The data follows this line. Copy verbatim the line with "What data was" and each line after it to the end.
☆ ☆ ☆
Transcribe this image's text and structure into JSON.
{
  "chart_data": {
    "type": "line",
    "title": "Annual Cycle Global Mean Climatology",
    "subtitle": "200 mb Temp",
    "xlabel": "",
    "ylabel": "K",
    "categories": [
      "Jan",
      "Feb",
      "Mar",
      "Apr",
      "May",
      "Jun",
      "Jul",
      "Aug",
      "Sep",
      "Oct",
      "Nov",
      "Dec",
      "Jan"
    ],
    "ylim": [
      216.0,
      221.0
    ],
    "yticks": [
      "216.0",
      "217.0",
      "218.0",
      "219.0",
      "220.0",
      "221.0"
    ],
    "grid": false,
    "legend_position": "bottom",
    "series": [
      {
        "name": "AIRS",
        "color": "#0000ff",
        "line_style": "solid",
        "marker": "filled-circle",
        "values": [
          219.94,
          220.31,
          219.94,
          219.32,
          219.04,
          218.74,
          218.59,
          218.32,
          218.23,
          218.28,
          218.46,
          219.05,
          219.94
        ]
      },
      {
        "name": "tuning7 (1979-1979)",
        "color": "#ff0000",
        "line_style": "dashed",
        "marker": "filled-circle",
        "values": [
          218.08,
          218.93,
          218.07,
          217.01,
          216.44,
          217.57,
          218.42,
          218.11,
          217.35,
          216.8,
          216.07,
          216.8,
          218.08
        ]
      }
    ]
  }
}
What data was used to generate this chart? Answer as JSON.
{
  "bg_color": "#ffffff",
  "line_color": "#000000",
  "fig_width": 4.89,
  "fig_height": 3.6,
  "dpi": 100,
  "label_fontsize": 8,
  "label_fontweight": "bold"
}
☆ ☆ ☆
Output of the task =>
What data was used to generate this chart? Answer as JSON.
{
  "bg_color": "#ffffff",
  "line_color": "#000000",
  "fig_width": 4.89,
  "fig_height": 3.6,
  "dpi": 100,
  "label_fontsize": 8,
  "label_fontweight": "bold"
}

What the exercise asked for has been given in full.